— STATED EXERCISE —
Each line of the listing that contains the word "szalámi" is to be copied.

— PROVIDED RECORDS —
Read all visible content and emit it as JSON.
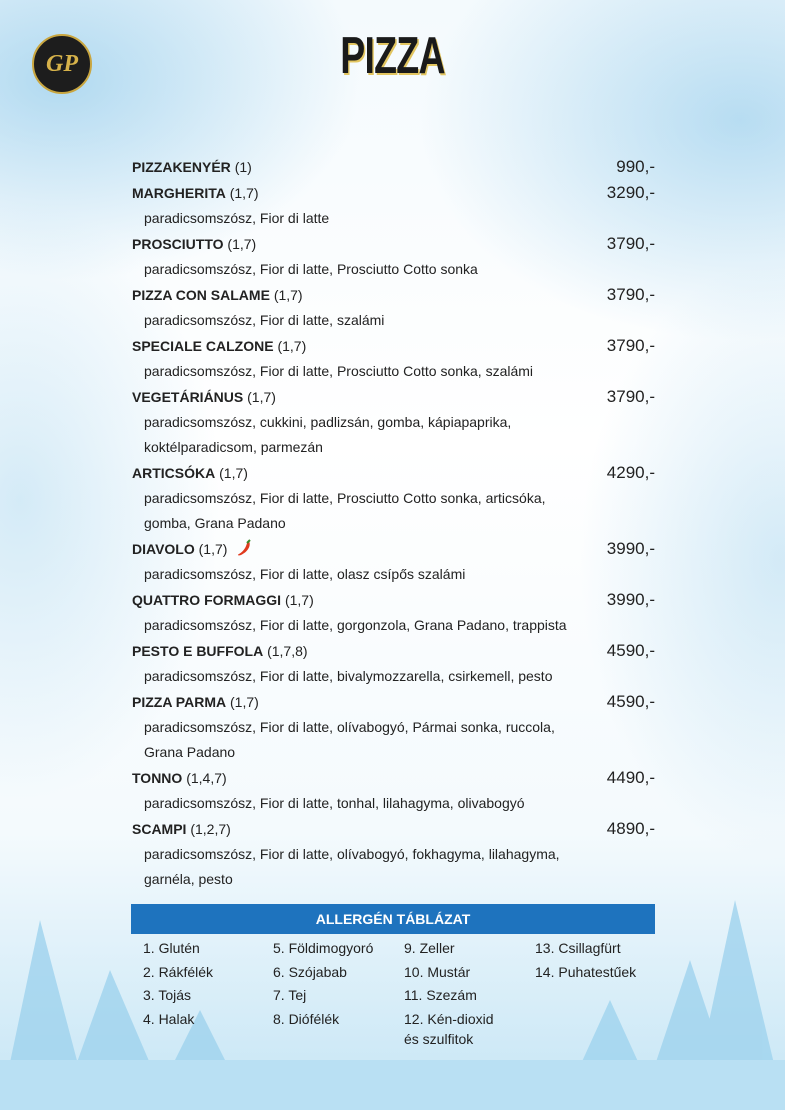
{
  "header": {
    "logo": "GP",
    "title": "PIZZA"
  },
  "items": [
    {
      "name": "PIZZAKENYÉR",
      "allergens": "(1)",
      "price": "990,-"
    },
    {
      "name": "MARGHERITA",
      "allergens": "(1,7)",
      "price": "3290,-",
      "description": "paradicsomszósz, Fior di latte"
    },
    {
      "name": "PROSCIUTTO",
      "allergens": "(1,7)",
      "price": "3790,-",
      "description": "paradicsomszósz, Fior di latte, Prosciutto Cotto sonka"
    },
    {
      "name": "PIZZA CON SALAME",
      "allergens": "(1,7)",
      "price": "3790,-",
      "description": "paradicsomszósz, Fior di latte, szalámi"
    },
    {
      "name": "SPECIALE CALZONE",
      "allergens": "(1,7)",
      "price": "3790,-",
      "description": "paradicsomszósz, Fior di latte, Prosciutto Cotto sonka, szalámi"
    },
    {
      "name": "VEGETÁRIÁNUS",
      "allergens": "(1,7)",
      "price": "3790,-",
      "description": "paradicsomszósz, cukkini, padlizsán, gomba, kápiapaprika, koktélparadicsom, parmezán"
    },
    {
      "name": "ARTICSÓKA",
      "allergens": "(1,7)",
      "price": "4290,-",
      "description": "paradicsomszósz, Fior di latte, Prosciutto Cotto sonka, articsóka, gomba, Grana Padano"
    },
    {
      "name": "DIAVOLO",
      "allergens": "(1,7)",
      "price": "3990,-",
      "description": "paradicsomszósz, Fior di latte, olasz csípős szalámi",
      "spicy": true
    },
    {
      "name": "QUATTRO FORMAGGI",
      "allergens": "(1,7)",
      "price": "3990,-",
      "description": "paradicsomszósz, Fior di latte, gorgonzola, Grana Padano, trappista"
    },
    {
      "name": "PESTO E BUFFOLA",
      "allergens": "(1,7,8)",
      "price": "4590,-",
      "description": "paradicsomszósz, Fior di latte, bivalymozzarella, csirkemell, pesto"
    },
    {
      "name": "PIZZA PARMA",
      "allergens": "(1,7)",
      "price": "4590,-",
      "description": "paradicsomszósz, Fior di latte, olívabogyó, Pármai sonka, ruccola, Grana Padano"
    },
    {
      "name": "TONNO",
      "allergens": "(1,4,7)",
      "price": "4490,-",
      "description": "paradicsomszósz, Fior di latte, tonhal, lilahagyma, olivabogyó"
    },
    {
      "name": "SCAMPI",
      "allergens": "(1,2,7)",
      "price": "4890,-",
      "description": "paradicsomszósz, Fior di latte, olívabogyó, fokhagyma, lilahagyma, garnéla, pesto"
    }
  ],
  "allergen_table": {
    "title": "ALLERGÉN TÁBLÁZAT",
    "items": [
      "1. Glutén",
      "2. Rákfélék",
      "3. Tojás",
      "4. Halak",
      "5. Földimogyoró",
      "6. Szójabab",
      "7. Tej",
      "8. Diófélék",
      "9. Zeller",
      "10. Mustár",
      "11. Szezám",
      "12. Kén-dioxid és szulfitok",
      "13. Csillagfürt",
      "14. Puhatestűek"
    ]
  }
}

— SOLUTION FOR THIS PROBLEM —
      "description": "paradicsomszósz, Fior di latte, szalámi"
      "description": "paradicsomszósz, Fior di latte, Prosciutto Cotto sonka, szalámi"
      "description": "paradicsomszósz, Fior di latte, olasz csípős szalámi",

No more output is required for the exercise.